→ **Given request**
In the data below, find each line containing the string "ylabel" and return it.

→ **Data for the task**
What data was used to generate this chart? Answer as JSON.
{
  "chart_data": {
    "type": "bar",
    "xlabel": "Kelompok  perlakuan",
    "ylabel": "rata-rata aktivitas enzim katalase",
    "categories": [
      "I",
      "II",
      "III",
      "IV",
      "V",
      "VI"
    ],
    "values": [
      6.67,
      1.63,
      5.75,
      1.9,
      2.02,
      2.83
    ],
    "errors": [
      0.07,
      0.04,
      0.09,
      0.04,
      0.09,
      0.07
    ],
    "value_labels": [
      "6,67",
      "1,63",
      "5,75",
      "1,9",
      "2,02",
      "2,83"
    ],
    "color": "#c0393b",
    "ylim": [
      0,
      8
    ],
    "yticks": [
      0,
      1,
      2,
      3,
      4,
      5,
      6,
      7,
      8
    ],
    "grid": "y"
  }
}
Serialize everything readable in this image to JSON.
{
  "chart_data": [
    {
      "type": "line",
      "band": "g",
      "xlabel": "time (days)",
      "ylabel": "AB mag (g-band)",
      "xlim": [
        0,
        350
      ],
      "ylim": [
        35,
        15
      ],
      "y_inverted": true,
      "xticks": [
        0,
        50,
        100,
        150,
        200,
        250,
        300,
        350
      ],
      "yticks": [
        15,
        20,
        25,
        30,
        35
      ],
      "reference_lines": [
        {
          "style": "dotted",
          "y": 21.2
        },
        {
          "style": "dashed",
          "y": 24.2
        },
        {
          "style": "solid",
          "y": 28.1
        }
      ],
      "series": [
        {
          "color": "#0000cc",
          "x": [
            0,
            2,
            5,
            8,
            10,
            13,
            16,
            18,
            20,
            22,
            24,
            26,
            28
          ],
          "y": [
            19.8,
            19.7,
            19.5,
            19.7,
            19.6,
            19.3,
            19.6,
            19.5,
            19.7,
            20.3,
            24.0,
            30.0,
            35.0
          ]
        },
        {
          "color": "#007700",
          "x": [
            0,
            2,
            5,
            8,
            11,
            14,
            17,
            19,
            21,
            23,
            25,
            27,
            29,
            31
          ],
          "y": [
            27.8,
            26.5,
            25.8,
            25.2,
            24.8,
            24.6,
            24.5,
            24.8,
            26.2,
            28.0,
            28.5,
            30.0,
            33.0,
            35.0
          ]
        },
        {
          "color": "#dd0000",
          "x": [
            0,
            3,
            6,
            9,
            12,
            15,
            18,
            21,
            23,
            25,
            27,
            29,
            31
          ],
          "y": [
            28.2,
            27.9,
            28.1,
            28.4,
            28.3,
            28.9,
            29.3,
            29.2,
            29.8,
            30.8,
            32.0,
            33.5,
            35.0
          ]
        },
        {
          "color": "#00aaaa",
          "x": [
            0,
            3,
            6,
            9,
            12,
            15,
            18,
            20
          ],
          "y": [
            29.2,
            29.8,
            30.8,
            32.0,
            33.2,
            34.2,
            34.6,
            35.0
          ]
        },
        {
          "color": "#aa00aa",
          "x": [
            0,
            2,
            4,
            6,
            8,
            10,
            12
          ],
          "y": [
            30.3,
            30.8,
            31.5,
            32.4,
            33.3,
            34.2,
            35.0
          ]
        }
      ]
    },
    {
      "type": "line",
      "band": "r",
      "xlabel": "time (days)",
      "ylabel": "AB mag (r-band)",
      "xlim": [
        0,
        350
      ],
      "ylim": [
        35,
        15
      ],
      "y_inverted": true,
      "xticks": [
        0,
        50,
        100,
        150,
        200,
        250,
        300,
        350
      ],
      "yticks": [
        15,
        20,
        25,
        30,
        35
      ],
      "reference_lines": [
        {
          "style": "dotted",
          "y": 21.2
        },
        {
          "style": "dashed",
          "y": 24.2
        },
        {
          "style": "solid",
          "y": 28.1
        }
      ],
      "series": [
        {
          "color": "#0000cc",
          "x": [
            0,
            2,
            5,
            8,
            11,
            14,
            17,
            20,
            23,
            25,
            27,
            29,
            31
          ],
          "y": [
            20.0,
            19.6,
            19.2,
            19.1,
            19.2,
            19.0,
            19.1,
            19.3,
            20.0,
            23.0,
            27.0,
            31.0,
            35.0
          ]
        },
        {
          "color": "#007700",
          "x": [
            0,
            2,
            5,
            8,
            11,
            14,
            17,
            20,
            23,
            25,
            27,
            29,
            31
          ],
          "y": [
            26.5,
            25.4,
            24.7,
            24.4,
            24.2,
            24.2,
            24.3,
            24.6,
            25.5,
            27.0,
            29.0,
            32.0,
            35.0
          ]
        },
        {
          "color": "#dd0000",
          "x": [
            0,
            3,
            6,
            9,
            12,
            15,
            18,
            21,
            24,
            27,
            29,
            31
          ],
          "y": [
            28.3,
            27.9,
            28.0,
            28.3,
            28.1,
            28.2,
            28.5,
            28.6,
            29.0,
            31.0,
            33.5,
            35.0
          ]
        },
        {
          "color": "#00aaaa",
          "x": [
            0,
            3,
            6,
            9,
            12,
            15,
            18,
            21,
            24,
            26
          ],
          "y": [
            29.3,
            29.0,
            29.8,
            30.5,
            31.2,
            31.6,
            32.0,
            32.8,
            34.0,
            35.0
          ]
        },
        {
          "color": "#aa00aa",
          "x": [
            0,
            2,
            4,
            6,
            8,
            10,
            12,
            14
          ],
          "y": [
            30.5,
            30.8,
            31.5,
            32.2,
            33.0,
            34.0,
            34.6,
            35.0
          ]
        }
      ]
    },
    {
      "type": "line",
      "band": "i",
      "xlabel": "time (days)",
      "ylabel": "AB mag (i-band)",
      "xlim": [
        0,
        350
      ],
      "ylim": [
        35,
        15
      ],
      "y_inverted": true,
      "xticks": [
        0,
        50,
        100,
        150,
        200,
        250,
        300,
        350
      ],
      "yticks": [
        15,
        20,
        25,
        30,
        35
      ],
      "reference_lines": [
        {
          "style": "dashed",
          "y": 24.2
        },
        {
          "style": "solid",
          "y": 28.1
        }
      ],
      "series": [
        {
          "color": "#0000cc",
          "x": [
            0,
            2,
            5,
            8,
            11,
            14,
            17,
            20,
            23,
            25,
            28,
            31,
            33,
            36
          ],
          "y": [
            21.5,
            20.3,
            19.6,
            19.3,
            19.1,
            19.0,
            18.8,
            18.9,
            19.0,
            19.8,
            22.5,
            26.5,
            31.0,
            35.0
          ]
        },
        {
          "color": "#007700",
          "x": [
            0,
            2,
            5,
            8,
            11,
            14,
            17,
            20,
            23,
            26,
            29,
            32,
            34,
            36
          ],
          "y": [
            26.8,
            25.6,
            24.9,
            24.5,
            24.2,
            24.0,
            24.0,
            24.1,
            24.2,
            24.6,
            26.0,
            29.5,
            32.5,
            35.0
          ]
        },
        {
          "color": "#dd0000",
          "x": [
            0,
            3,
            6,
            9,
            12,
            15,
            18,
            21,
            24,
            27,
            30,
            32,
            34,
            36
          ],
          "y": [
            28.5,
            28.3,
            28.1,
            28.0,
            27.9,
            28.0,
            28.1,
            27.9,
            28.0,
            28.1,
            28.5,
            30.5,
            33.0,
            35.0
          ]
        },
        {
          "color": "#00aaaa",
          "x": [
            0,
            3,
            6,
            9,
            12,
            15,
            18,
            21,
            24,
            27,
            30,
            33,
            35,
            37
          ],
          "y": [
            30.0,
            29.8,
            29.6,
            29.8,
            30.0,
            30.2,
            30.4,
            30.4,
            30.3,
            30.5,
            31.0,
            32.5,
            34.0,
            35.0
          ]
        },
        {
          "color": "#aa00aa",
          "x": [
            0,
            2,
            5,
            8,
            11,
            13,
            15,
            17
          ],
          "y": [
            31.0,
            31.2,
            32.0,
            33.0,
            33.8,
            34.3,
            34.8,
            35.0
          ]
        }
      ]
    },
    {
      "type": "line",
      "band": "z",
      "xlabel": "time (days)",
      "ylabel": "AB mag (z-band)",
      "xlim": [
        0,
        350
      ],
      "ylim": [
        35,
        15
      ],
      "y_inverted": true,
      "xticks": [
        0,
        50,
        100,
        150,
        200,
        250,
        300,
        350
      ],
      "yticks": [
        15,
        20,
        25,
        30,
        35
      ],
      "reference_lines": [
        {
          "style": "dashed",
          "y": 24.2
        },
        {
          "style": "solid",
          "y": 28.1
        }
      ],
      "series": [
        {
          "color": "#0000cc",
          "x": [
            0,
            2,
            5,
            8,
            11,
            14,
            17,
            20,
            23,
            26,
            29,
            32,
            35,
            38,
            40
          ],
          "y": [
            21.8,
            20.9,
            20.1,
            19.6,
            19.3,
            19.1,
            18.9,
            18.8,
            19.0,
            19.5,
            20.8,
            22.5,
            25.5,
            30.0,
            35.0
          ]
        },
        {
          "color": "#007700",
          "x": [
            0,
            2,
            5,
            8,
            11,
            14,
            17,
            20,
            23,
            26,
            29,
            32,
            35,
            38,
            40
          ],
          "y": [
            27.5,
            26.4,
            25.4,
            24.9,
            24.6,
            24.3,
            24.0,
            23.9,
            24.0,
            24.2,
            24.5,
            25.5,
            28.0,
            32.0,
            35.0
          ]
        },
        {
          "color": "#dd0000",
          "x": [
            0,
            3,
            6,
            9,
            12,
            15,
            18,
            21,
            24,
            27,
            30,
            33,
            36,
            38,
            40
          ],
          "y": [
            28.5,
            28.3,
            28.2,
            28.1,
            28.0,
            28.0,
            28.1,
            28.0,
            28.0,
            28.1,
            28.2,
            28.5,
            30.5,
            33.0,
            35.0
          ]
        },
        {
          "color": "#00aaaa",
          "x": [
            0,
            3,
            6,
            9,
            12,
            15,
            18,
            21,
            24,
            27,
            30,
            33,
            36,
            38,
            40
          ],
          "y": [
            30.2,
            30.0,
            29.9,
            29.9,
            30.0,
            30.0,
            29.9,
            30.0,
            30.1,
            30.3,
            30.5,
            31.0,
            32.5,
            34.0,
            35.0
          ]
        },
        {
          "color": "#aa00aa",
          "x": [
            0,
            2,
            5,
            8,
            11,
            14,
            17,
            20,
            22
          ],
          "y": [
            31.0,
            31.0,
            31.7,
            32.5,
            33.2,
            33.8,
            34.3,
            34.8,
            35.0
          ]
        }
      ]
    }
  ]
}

→ **Finished exercise**
    "ylabel": "rata-rata aktivitas enzim katalase",
      "ylabel": "AB mag (g-band)",
      "ylabel": "AB mag (r-band)",
      "ylabel": "AB mag (i-band)",
      "ylabel": "AB mag (z-band)",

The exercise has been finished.